[WORK TO BE COMPLETED]
Gather from the listing below each line that includes the word "GRILLED", and copy it.

[PROVIDED DATA]

========================

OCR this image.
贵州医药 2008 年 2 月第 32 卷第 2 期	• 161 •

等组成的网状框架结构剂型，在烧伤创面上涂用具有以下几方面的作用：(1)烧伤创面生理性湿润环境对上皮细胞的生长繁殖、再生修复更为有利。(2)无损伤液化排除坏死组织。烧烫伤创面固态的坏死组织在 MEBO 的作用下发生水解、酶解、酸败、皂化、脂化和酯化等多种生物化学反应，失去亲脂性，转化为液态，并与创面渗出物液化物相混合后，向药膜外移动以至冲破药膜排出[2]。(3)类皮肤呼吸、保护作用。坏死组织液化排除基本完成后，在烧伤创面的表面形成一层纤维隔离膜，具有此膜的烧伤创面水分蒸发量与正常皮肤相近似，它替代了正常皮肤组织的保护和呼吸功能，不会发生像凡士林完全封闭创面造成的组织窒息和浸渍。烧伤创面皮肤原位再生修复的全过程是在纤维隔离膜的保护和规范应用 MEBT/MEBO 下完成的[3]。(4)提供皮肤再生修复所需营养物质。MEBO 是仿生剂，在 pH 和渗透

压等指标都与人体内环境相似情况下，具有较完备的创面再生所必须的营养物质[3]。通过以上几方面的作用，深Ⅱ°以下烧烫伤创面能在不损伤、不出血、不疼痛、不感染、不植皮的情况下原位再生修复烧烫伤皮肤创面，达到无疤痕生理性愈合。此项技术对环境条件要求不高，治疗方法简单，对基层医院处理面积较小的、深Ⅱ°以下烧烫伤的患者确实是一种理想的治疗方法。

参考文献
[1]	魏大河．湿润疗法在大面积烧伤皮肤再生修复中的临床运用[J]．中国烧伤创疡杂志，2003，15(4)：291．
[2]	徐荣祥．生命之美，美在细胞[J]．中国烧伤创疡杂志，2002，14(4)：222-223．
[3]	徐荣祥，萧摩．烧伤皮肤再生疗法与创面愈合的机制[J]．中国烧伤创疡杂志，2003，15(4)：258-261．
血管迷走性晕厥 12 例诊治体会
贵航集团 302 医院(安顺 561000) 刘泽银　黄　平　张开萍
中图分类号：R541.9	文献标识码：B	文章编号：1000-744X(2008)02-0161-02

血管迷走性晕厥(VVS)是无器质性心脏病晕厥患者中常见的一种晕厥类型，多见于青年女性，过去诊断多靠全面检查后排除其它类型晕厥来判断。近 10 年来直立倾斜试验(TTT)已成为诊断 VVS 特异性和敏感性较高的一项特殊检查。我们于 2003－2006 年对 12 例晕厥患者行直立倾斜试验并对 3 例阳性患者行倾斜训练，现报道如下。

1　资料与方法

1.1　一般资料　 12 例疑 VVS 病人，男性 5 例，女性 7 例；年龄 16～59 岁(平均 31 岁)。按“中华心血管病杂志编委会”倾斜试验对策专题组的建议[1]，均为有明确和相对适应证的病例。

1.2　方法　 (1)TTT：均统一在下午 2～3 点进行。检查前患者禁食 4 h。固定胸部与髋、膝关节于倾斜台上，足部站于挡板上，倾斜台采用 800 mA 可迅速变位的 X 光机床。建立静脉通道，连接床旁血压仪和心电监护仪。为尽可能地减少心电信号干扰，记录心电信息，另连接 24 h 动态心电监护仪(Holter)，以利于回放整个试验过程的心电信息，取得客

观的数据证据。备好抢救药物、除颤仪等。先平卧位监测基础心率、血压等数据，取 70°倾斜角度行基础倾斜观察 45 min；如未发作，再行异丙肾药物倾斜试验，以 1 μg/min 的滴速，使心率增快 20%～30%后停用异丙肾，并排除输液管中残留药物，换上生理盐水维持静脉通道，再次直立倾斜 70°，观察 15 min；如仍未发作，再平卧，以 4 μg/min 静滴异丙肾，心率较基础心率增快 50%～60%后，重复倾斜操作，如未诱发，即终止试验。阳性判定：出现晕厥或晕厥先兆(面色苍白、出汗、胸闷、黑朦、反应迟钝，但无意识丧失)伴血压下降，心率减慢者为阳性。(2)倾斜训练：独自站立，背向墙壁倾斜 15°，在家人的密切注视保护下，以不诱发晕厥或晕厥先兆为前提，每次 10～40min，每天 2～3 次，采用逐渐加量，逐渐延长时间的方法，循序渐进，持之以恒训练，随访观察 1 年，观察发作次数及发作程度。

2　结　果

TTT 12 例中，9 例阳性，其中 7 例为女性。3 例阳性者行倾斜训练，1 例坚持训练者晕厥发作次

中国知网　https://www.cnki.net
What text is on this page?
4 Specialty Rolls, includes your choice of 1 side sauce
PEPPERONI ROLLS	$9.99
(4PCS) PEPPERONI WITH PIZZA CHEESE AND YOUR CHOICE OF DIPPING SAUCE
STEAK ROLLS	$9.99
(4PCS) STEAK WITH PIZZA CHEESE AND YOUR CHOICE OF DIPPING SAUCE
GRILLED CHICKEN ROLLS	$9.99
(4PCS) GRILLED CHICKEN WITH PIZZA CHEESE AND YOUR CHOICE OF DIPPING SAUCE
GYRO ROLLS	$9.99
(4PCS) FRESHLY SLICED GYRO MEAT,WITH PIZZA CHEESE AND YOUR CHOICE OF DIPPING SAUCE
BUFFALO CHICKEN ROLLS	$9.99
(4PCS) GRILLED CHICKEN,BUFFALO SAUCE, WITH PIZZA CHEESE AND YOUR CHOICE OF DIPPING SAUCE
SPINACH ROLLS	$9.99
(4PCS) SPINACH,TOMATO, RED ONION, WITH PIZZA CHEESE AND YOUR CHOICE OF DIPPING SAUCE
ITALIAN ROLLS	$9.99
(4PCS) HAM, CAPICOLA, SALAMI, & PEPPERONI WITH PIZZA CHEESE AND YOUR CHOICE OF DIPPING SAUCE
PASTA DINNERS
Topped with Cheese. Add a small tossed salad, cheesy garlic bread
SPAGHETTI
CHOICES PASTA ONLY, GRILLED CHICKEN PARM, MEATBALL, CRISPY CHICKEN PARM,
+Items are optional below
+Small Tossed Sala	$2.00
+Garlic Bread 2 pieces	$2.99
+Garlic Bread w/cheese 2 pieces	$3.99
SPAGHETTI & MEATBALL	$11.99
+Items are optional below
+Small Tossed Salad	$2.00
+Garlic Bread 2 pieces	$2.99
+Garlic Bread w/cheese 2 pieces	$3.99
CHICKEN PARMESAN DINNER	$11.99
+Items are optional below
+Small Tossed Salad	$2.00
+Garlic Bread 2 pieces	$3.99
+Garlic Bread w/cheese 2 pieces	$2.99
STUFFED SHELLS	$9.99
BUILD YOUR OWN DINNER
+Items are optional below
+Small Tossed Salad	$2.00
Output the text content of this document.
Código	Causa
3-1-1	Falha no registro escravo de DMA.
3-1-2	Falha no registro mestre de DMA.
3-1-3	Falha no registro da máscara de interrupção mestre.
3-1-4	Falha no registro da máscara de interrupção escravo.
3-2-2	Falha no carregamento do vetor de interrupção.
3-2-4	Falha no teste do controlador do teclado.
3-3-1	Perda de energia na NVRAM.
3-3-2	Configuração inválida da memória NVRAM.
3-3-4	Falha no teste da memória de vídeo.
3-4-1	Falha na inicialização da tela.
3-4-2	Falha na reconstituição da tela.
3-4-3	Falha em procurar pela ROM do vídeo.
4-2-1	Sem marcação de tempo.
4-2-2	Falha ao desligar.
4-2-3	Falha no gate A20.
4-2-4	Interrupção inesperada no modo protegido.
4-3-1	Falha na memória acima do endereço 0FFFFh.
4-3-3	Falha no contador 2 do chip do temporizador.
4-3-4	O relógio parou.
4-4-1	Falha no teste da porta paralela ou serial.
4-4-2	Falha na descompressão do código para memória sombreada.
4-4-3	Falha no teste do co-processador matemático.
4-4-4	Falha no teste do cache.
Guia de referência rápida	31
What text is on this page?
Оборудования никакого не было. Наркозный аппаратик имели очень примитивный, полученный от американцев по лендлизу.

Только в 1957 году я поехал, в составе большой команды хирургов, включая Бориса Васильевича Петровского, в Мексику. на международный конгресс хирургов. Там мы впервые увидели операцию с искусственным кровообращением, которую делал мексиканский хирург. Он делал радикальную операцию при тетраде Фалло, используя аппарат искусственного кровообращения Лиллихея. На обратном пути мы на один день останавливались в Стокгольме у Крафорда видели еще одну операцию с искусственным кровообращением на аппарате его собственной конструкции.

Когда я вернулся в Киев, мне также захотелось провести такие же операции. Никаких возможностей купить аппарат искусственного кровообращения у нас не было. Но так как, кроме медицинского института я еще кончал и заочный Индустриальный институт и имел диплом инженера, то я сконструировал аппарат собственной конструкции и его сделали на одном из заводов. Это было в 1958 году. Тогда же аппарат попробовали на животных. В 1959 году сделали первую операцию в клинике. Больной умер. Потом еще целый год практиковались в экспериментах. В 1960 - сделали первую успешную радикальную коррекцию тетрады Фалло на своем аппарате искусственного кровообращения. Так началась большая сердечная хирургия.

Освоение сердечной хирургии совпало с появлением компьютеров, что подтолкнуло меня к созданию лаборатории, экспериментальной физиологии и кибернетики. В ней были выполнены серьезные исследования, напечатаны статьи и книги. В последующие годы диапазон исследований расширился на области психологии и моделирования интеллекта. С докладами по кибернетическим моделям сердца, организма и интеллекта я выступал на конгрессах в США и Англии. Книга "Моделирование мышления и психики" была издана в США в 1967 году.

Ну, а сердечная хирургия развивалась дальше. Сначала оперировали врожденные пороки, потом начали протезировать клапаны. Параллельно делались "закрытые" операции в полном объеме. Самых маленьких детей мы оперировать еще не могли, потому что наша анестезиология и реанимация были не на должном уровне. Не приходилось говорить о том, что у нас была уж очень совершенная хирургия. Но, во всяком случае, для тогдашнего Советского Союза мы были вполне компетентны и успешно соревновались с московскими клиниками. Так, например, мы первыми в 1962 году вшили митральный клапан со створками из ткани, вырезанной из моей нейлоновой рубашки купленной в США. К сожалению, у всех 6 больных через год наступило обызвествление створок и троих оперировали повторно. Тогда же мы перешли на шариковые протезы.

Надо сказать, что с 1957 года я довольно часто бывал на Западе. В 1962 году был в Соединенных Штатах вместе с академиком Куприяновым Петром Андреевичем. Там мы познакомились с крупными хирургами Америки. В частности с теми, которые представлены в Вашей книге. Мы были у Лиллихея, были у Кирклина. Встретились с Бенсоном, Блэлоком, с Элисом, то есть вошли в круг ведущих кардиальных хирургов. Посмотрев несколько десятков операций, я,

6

========================

[ANSWER IN FULL]
GRILLED CHICKEN ROLLS	$9.99
(4PCS) GRILLED CHICKEN WITH PIZZA CHEESE AND YOUR CHOICE OF DIPPING SAUCE
(4PCS) GRILLED CHICKEN,BUFFALO SAUCE, WITH PIZZA CHEESE AND YOUR CHOICE OF DIPPING SAUCE
CHOICES PASTA ONLY, GRILLED CHICKEN PARM, MEATBALL, CRISPY CHICKEN PARM,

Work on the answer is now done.